━━━━━ Extracted entries ━━━━━

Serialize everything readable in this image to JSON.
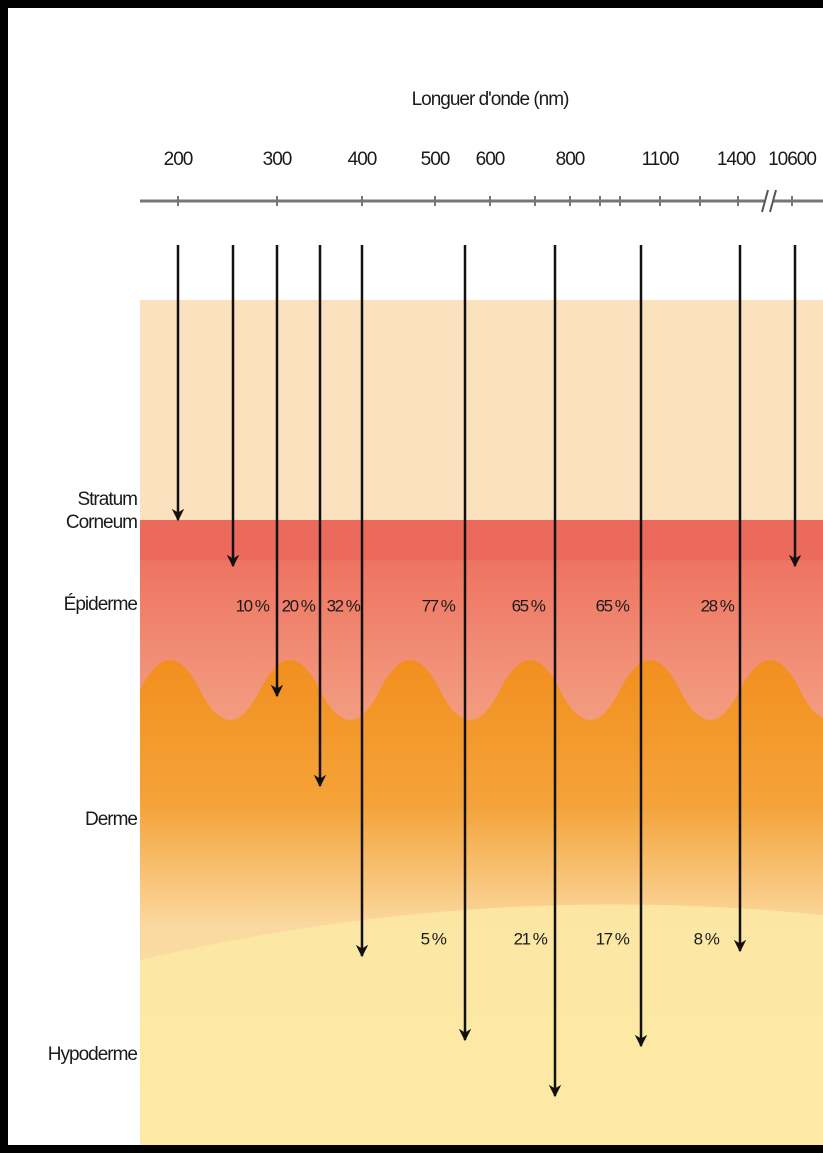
{
  "axis": {
    "title": "Longuer d'onde (nm)",
    "ticks": [
      "200",
      "300",
      "400",
      "500",
      "600",
      "800",
      "1100",
      "1400",
      "10600"
    ]
  },
  "layers": [
    {
      "lines": [
        "Stratum",
        "Corneum"
      ]
    },
    {
      "lines": [
        "Épiderme"
      ]
    },
    {
      "lines": [
        "Derme"
      ]
    },
    {
      "lines": [
        "Hypoderme"
      ]
    }
  ],
  "epiderme_absorption": [
    "10 %",
    "20 %",
    "32 %",
    "77 %",
    "65 %",
    "65 %",
    "28 %"
  ],
  "derme_absorption": [
    "5 %",
    "21 %",
    "17 %",
    "8 %"
  ]
}
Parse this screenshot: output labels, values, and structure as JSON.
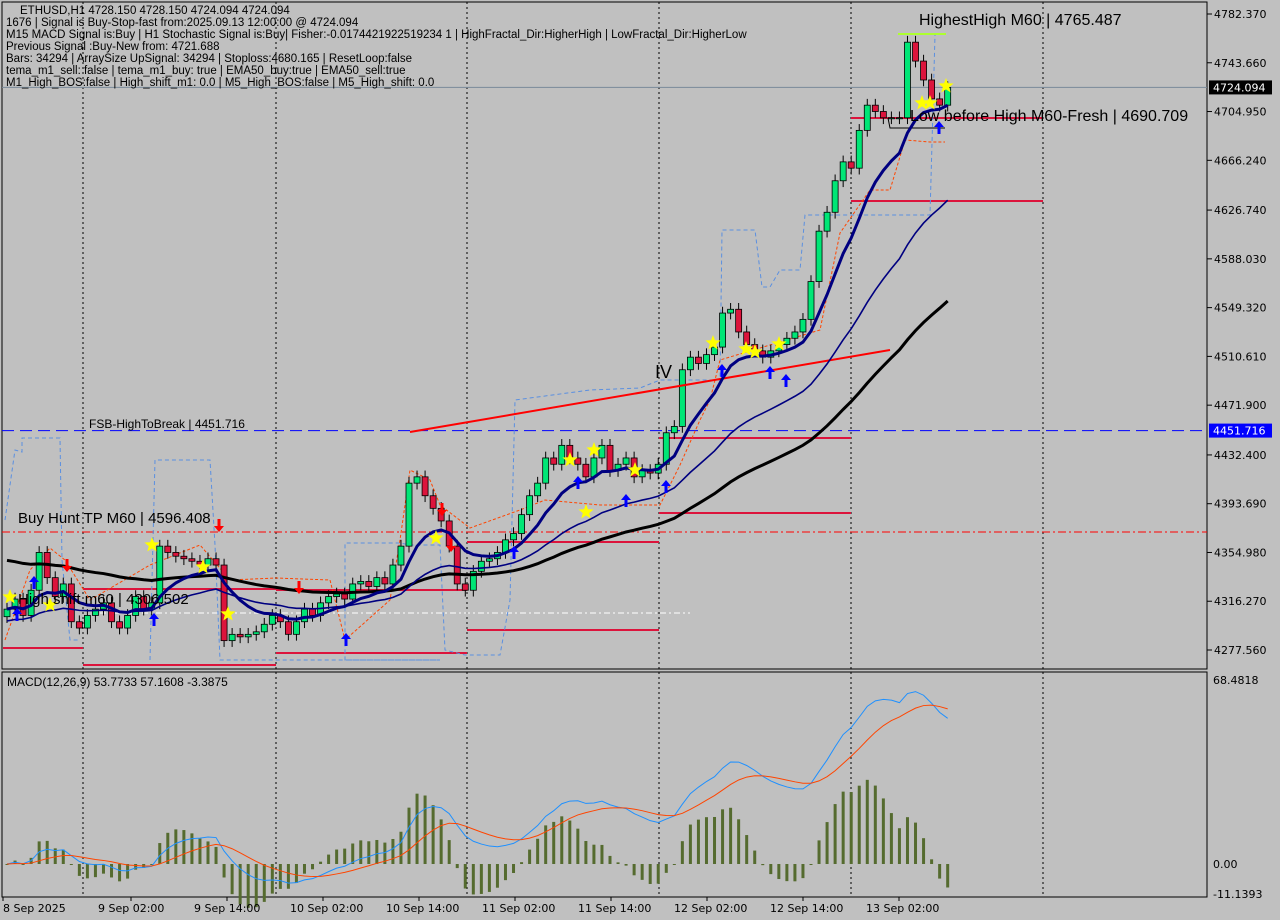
{
  "header": {
    "symbol_line": "ETHUSD,H1  4728.150 4728.150 4724.094 4724.094",
    "lines": [
      "1676 | Signal is Buy-Stop-fast from:2025.09.13 12:00:00 @ 4724.094",
      "M15 MACD Signal is:Buy | H1 Stochastic Signal is:Buy| Fisher:-0.0174421922519234 1 | HighFractal_Dir:HigherHigh | LowFractal_Dir:HigherLow",
      "Previous Signal :Buy-New from: 4721.688",
      "Bars: 34294 | ArraySize UpSignal: 34294 | Stoploss:4680.165 | ResetLoop:false",
      "tema_m1_sell: false | tema_m1_buy: true | EMA50_buy:true | EMA50_sell:true",
      "M1_High_BOS:false | High_shift_m1: 0.0 | M5_High_BOS:false | M5_High_shift: 0.0"
    ]
  },
  "annotations": {
    "highest_high": "HighestHigh   M60 | 4765.487",
    "low_before_high": "Low before High   M60-Fresh | 4690.709",
    "fsb_high": "FSB-HighToBreak | 4451.716",
    "buy_hunt_tp": "Buy Hunt TP M60 | 4596.408",
    "high_shift": "High shift m60 | 4306.502",
    "iv_mark": "IV"
  },
  "chart_data": [
    {
      "type": "candlestick",
      "symbol": "ETHUSD",
      "timeframe": "H1",
      "x_tick_labels": [
        "8 Sep 2025",
        "9 Sep 02:00",
        "9 Sep 14:00",
        "10 Sep 02:00",
        "10 Sep 14:00",
        "11 Sep 02:00",
        "11 Sep 14:00",
        "12 Sep 02:00",
        "12 Sep 14:00",
        "13 Sep 02:00"
      ],
      "y_tick_labels": [
        "4782.370",
        "4743.660",
        "4704.950",
        "4666.240",
        "4626.740",
        "4588.030",
        "4549.320",
        "4510.610",
        "4471.900",
        "4432.400",
        "4393.690",
        "4354.980",
        "4316.270",
        "4277.560"
      ],
      "ylim": [
        4268,
        4792
      ],
      "current_price": {
        "value": 4724.094,
        "label": "4724.094",
        "color": "#000000"
      },
      "fsb_level": {
        "value": 4451.716,
        "label": "4451.716",
        "color": "#0000ff"
      },
      "close": [
        4310,
        4318,
        4305,
        4325,
        4355,
        4335,
        4320,
        4330,
        4300,
        4295,
        4305,
        4310,
        4315,
        4300,
        4295,
        4305,
        4320,
        4310,
        4315,
        4360,
        4355,
        4352,
        4350,
        4348,
        4345,
        4350,
        4345,
        4285,
        4290,
        4288,
        4290,
        4292,
        4298,
        4305,
        4300,
        4290,
        4300,
        4310,
        4305,
        4315,
        4320,
        4322,
        4318,
        4330,
        4332,
        4328,
        4335,
        4330,
        4345,
        4360,
        4410,
        4415,
        4400,
        4390,
        4380,
        4360,
        4330,
        4325,
        4340,
        4348,
        4350,
        4355,
        4365,
        4370,
        4385,
        4400,
        4410,
        4430,
        4425,
        4440,
        4430,
        4425,
        4415,
        4430,
        4440,
        4420,
        4425,
        4430,
        4415,
        4420,
        4418,
        4425,
        4450,
        4455,
        4500,
        4510,
        4505,
        4512,
        4518,
        4545,
        4548,
        4530,
        4520,
        4515,
        4510,
        4515,
        4520,
        4525,
        4530,
        4540,
        4570,
        4610,
        4625,
        4650,
        4665,
        4660,
        4690,
        4710,
        4705,
        4700,
        4700,
        4700,
        4760,
        4745,
        4730,
        4715,
        4710,
        4724
      ],
      "colors": {
        "bull": "#00e676",
        "bear": "#dc143c",
        "ema_fast": "#000080",
        "ema_slow": "#000000",
        "trend": "#ff0000"
      }
    },
    {
      "type": "macd",
      "title": "MACD(12,26,9) 53.7733 57.1608 -3.3875",
      "y_tick_labels": [
        "68.4818",
        "0.00",
        "-11.1393"
      ],
      "ylim": [
        -11.1393,
        68.4818
      ],
      "colors": {
        "macd": "#1e90ff",
        "signal": "#ff4500",
        "histogram": "#556b2f"
      }
    }
  ]
}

━━━━━

* **Prompt**: Your task is to collect every line above that contains the word "JSON".

* **Complete output**:
Serialize everything readable in this image to JSON.
Parse this screenshot: output labels, values, and structure as JSON.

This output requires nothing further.